Content starts

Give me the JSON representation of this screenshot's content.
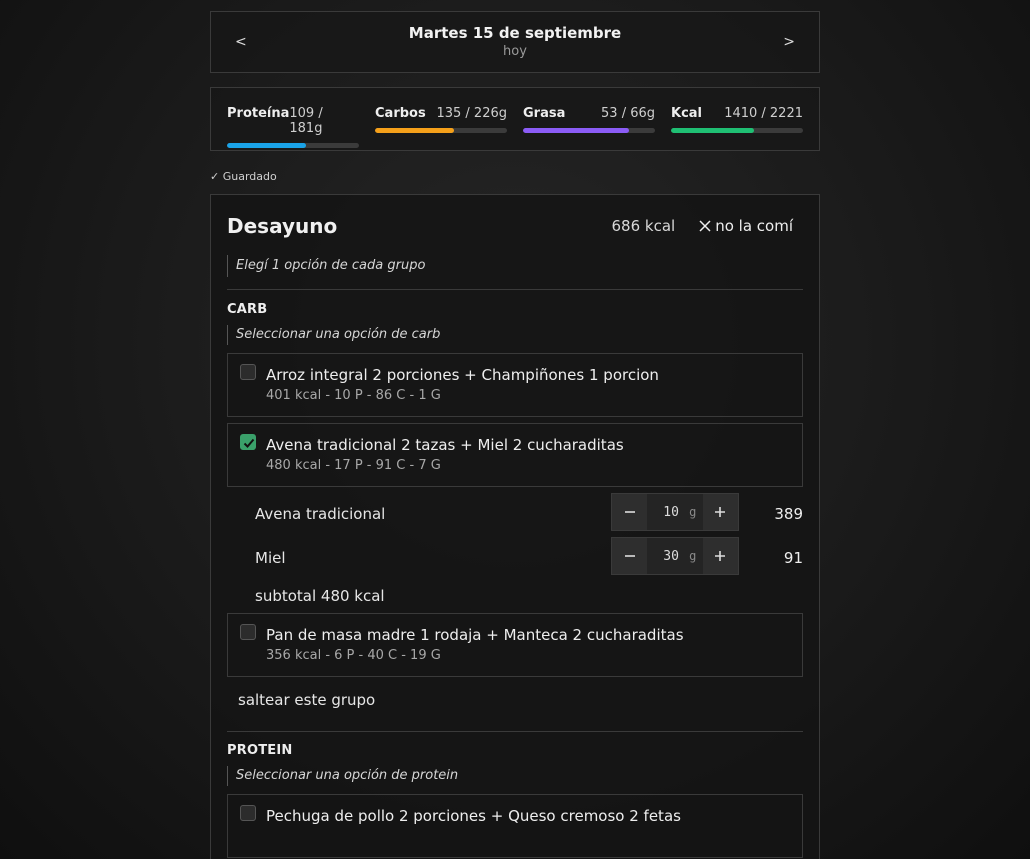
{
  "date_nav": {
    "prev_label": "<",
    "next_label": ">",
    "title": "Martes 15 de septiembre",
    "subtitle": "hoy"
  },
  "macros": [
    {
      "name": "Proteína",
      "value": "109 / 181g",
      "progress": 0.6,
      "color": "#1aa3e8"
    },
    {
      "name": "Carbos",
      "value": "135 / 226g",
      "progress": 0.6,
      "color": "#f5a01a"
    },
    {
      "name": "Grasa",
      "value": "53 / 66g",
      "progress": 0.8,
      "color": "#8b5cf6"
    },
    {
      "name": "Kcal",
      "value": "1410 / 2221",
      "progress": 0.63,
      "color": "#1fbf73"
    }
  ],
  "status": {
    "saved": "✓ Guardado"
  },
  "meal": {
    "title": "Desayuno",
    "kcal": "686 kcal",
    "skip_label": "no la comí",
    "instruction": "Elegí 1 opción de cada grupo"
  },
  "groups": [
    {
      "title": "CARB",
      "note": "Seleccionar una opción de carb",
      "options": [
        {
          "name": "Arroz integral 2 porciones + Champiñones 1 porcion",
          "macros": "401 kcal - 10 P - 86 C - 1 G",
          "checked": false
        },
        {
          "name": "Avena tradicional 2 tazas + Miel 2 cucharaditas",
          "macros": "480 kcal - 17 P - 91 C - 7 G",
          "checked": true
        },
        {
          "name": "Pan de masa madre 1 rodaja + Manteca 2 cucharaditas",
          "macros": "356 kcal - 6 P - 40 C - 19 G",
          "checked": false
        }
      ],
      "ingredients": [
        {
          "name": "Avena tradicional",
          "amount": "10",
          "unit": "g",
          "kcal": "389"
        },
        {
          "name": "Miel",
          "amount": "30",
          "unit": "g",
          "kcal": "91"
        }
      ],
      "subtotal": "subtotal 480 kcal",
      "skip_label": "saltear este grupo"
    },
    {
      "title": "PROTEIN",
      "note": "Seleccionar una opción de protein",
      "options": [
        {
          "name": "Pechuga de pollo 2 porciones + Queso cremoso 2 fetas",
          "macros": "",
          "checked": false
        }
      ]
    }
  ],
  "icons": {
    "close": "close-icon",
    "check": "check-icon",
    "minus": "minus-icon",
    "plus": "plus-icon"
  }
}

Content ends

# [REQUIREMENT]
Your reply should be the entries above, repeated exactly and free of pictures.

# [SOLUTION TO THIS TASK]
Give me the JSON representation of this screenshot's content.
{
  "date_nav": {
    "prev_label": "<",
    "next_label": ">",
    "title": "Martes 15 de septiembre",
    "subtitle": "hoy"
  },
  "macros": [
    {
      "name": "Proteína",
      "value": "109 / 181g",
      "progress": 0.6,
      "color": "#1aa3e8"
    },
    {
      "name": "Carbos",
      "value": "135 / 226g",
      "progress": 0.6,
      "color": "#f5a01a"
    },
    {
      "name": "Grasa",
      "value": "53 / 66g",
      "progress": 0.8,
      "color": "#8b5cf6"
    },
    {
      "name": "Kcal",
      "value": "1410 / 2221",
      "progress": 0.63,
      "color": "#1fbf73"
    }
  ],
  "status": {
    "saved": "✓ Guardado"
  },
  "meal": {
    "title": "Desayuno",
    "kcal": "686 kcal",
    "skip_label": "no la comí",
    "instruction": "Elegí 1 opción de cada grupo"
  },
  "groups": [
    {
      "title": "CARB",
      "note": "Seleccionar una opción de carb",
      "options": [
        {
          "name": "Arroz integral 2 porciones + Champiñones 1 porcion",
          "macros": "401 kcal - 10 P - 86 C - 1 G",
          "checked": false
        },
        {
          "name": "Avena tradicional 2 tazas + Miel 2 cucharaditas",
          "macros": "480 kcal - 17 P - 91 C - 7 G",
          "checked": true
        },
        {
          "name": "Pan de masa madre 1 rodaja + Manteca 2 cucharaditas",
          "macros": "356 kcal - 6 P - 40 C - 19 G",
          "checked": false
        }
      ],
      "ingredients": [
        {
          "name": "Avena tradicional",
          "amount": "10",
          "unit": "g",
          "kcal": "389"
        },
        {
          "name": "Miel",
          "amount": "30",
          "unit": "g",
          "kcal": "91"
        }
      ],
      "subtotal": "subtotal 480 kcal",
      "skip_label": "saltear este grupo"
    },
    {
      "title": "PROTEIN",
      "note": "Seleccionar una opción de protein",
      "options": [
        {
          "name": "Pechuga de pollo 2 porciones + Queso cremoso 2 fetas",
          "macros": "",
          "checked": false
        }
      ]
    }
  ],
  "icons": {
    "close": "close-icon",
    "check": "check-icon",
    "minus": "minus-icon",
    "plus": "plus-icon"
  }
}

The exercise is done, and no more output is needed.